Data records:
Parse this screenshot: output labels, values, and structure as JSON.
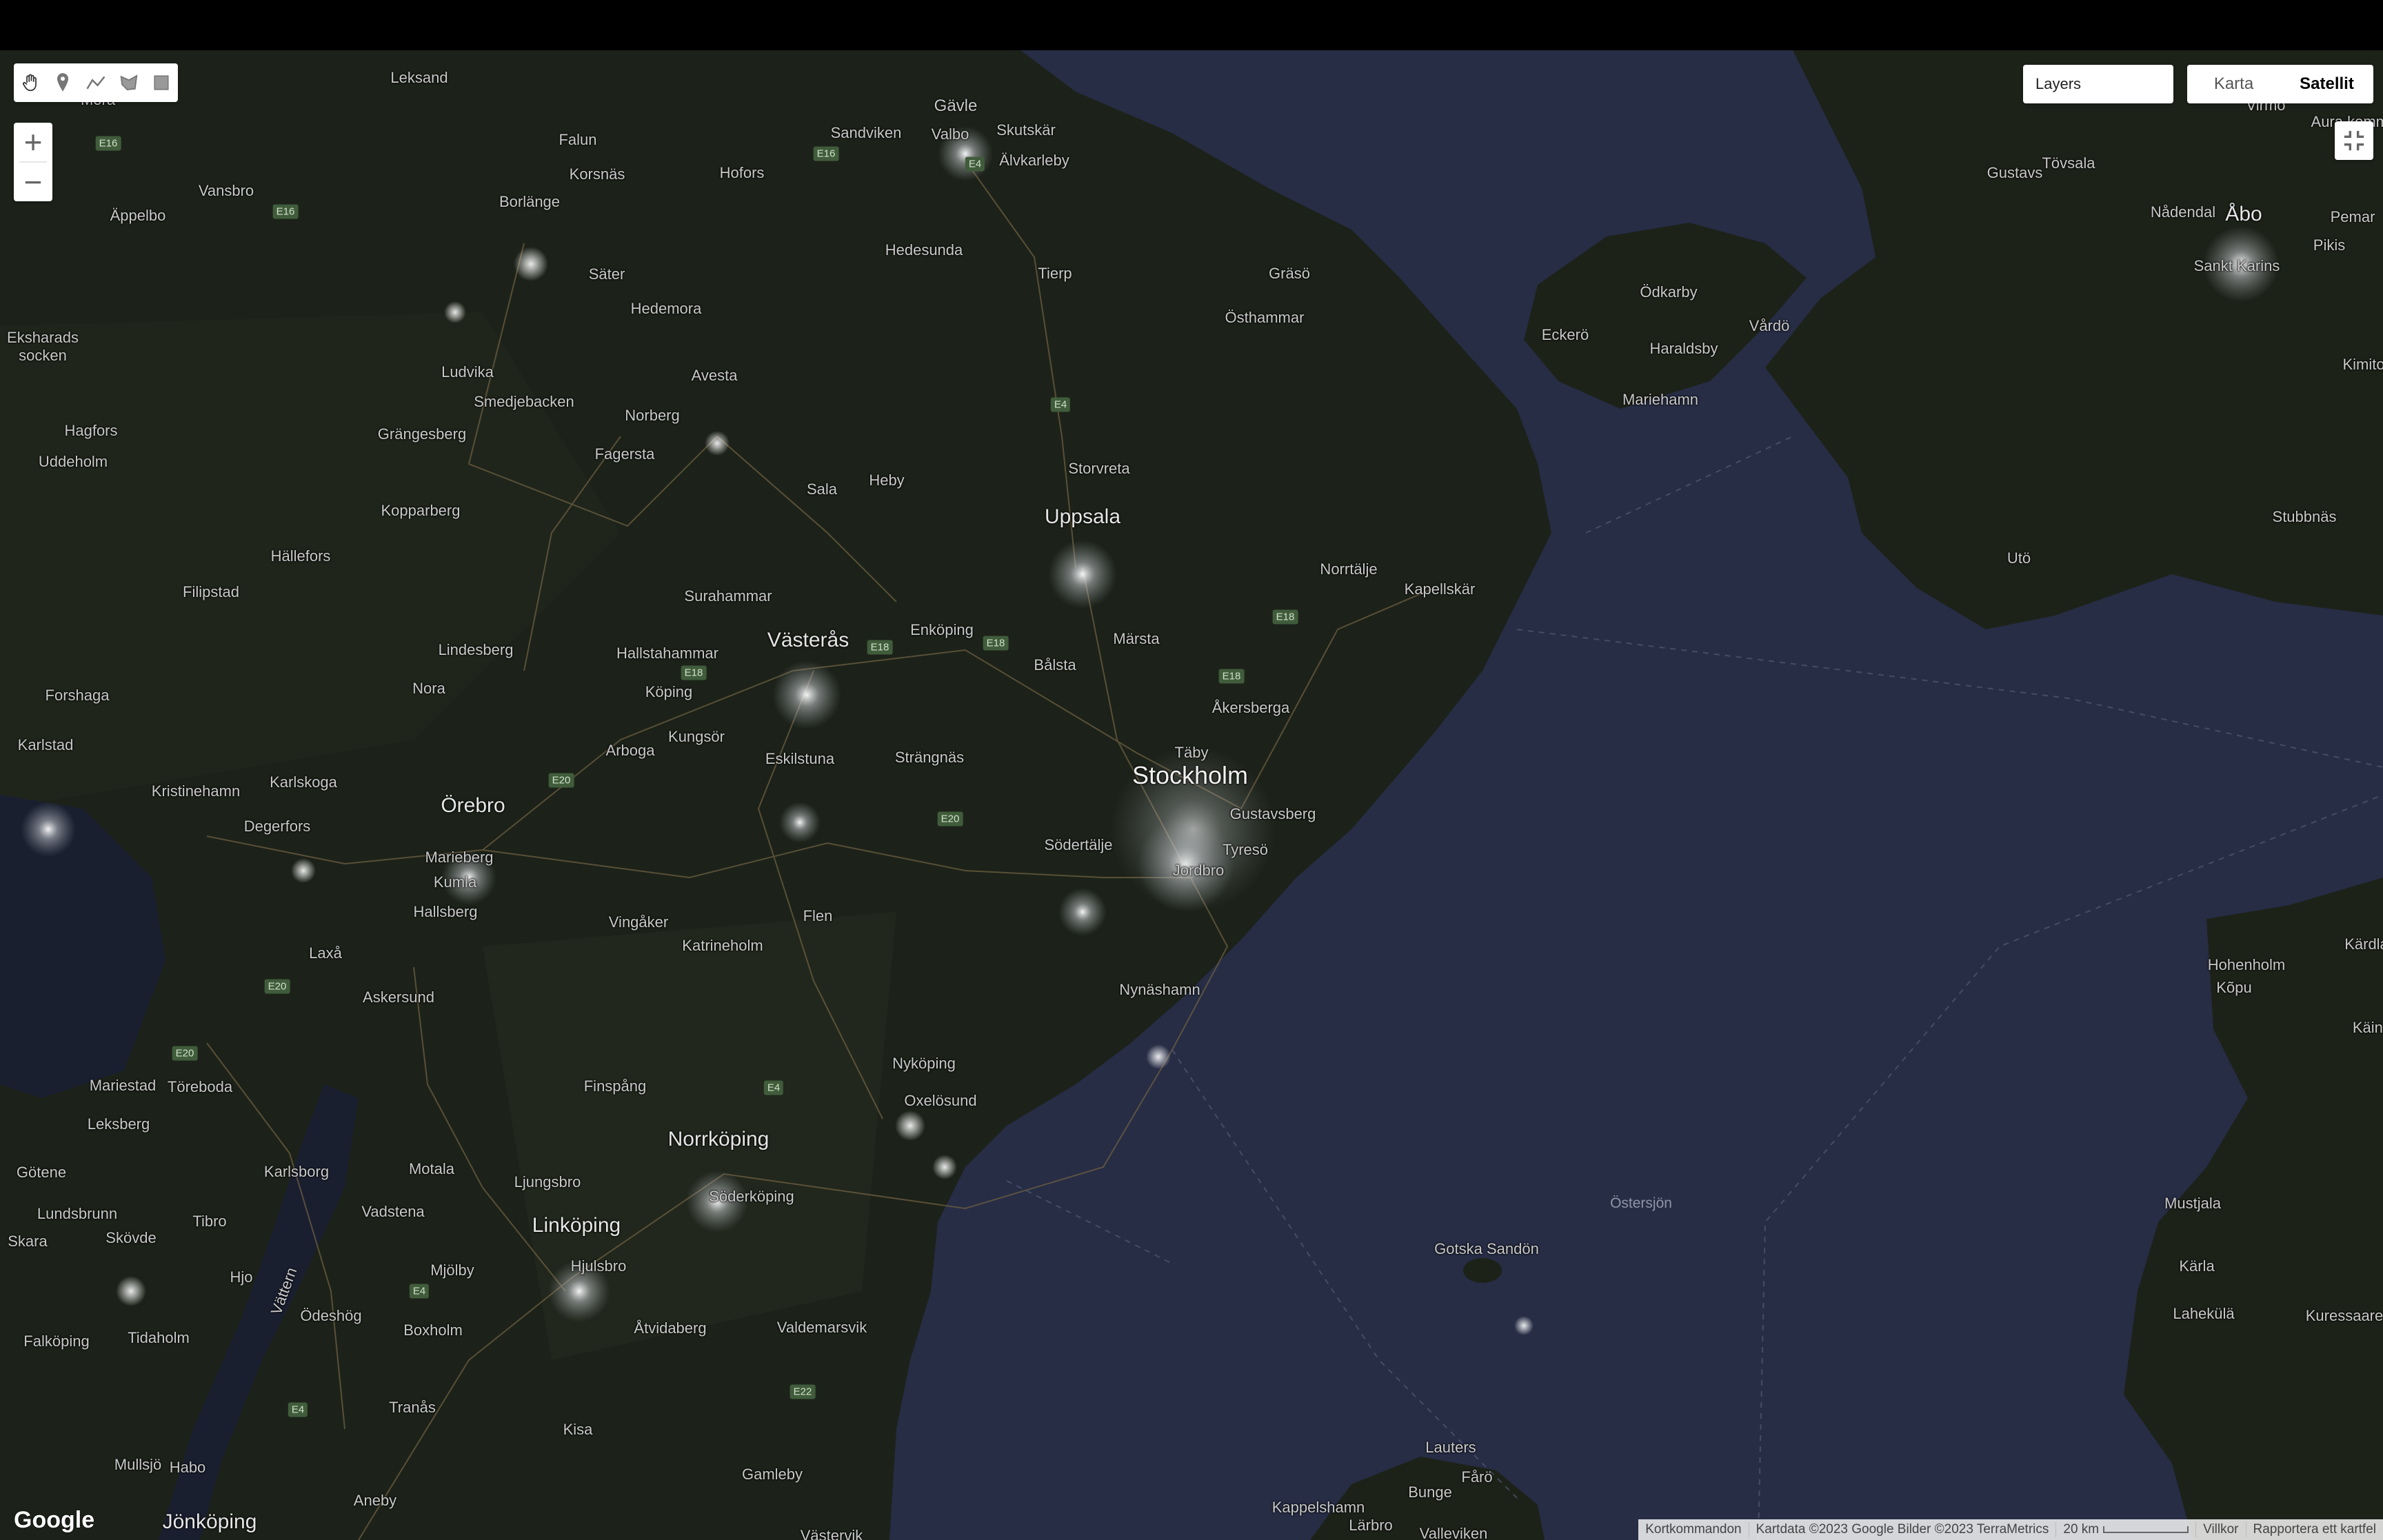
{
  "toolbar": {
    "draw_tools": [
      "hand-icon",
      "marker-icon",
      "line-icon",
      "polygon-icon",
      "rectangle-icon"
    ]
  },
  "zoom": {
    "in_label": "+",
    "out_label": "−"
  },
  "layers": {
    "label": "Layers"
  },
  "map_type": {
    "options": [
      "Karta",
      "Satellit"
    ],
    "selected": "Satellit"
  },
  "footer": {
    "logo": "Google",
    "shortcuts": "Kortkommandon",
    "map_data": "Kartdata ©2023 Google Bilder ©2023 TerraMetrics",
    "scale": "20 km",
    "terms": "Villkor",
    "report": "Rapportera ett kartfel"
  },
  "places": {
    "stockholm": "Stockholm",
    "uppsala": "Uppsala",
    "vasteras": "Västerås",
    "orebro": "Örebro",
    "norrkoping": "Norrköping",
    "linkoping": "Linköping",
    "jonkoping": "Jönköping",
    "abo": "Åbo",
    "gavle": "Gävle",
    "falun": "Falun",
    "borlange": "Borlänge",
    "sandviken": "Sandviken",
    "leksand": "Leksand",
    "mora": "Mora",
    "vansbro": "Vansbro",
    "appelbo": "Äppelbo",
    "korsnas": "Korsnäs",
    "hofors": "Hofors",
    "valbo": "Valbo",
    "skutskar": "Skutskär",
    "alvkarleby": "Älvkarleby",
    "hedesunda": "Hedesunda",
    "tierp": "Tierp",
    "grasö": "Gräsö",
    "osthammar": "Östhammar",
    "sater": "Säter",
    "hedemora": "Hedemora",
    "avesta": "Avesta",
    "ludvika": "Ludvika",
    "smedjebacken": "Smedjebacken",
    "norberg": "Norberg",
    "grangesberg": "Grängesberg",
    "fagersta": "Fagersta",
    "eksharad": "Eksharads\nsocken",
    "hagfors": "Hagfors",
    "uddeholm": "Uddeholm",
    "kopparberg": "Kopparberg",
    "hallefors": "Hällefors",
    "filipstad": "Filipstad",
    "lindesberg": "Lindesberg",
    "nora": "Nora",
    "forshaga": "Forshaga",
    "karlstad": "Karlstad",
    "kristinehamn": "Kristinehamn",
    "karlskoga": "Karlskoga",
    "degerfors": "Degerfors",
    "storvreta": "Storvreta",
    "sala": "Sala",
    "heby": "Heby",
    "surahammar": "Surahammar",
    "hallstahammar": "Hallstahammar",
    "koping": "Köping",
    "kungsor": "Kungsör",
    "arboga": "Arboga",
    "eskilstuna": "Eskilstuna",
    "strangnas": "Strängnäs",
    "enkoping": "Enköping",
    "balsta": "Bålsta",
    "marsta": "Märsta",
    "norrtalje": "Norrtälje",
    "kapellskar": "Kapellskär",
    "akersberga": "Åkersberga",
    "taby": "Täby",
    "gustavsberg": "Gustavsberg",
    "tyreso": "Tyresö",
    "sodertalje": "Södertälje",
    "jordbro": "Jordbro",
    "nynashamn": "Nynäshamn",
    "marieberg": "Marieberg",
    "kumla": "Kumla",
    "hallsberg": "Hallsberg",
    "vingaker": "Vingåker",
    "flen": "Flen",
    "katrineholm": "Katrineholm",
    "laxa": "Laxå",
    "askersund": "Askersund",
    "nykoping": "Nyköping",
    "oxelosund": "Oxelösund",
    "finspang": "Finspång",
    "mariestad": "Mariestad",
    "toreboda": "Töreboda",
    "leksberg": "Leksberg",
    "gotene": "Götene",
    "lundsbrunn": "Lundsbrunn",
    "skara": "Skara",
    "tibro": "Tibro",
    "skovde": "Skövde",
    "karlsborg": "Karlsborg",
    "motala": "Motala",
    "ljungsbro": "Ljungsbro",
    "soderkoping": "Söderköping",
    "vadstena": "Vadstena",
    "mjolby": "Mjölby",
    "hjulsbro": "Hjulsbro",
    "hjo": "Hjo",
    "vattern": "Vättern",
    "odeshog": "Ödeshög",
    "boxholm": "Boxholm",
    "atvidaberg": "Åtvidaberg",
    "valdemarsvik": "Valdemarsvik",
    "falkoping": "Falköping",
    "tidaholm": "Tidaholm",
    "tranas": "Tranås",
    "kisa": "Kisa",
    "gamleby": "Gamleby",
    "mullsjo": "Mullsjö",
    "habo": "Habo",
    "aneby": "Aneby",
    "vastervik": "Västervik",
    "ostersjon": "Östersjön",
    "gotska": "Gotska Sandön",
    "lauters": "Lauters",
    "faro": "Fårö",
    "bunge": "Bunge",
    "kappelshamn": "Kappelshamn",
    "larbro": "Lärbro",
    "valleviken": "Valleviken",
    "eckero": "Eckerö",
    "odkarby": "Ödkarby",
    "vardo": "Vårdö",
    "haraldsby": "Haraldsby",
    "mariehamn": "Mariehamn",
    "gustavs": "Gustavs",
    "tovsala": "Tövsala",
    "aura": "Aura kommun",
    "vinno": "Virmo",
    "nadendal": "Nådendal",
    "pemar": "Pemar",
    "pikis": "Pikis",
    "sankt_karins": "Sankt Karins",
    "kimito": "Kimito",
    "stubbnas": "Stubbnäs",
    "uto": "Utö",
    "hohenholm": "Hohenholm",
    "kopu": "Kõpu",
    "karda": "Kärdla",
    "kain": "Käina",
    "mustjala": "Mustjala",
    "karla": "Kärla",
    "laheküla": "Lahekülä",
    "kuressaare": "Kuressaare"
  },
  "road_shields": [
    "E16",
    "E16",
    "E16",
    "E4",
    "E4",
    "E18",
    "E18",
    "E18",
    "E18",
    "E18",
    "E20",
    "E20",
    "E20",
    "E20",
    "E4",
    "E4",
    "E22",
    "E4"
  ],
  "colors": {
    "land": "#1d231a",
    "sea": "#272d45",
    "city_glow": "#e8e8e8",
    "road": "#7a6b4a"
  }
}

**Exercise description:**
Show every line of the listing in which the string "icon" can be found.

**Answer to the problem:**
      "hand-icon",
      "marker-icon",
      "line-icon",
      "polygon-icon",
      "rectangle-icon"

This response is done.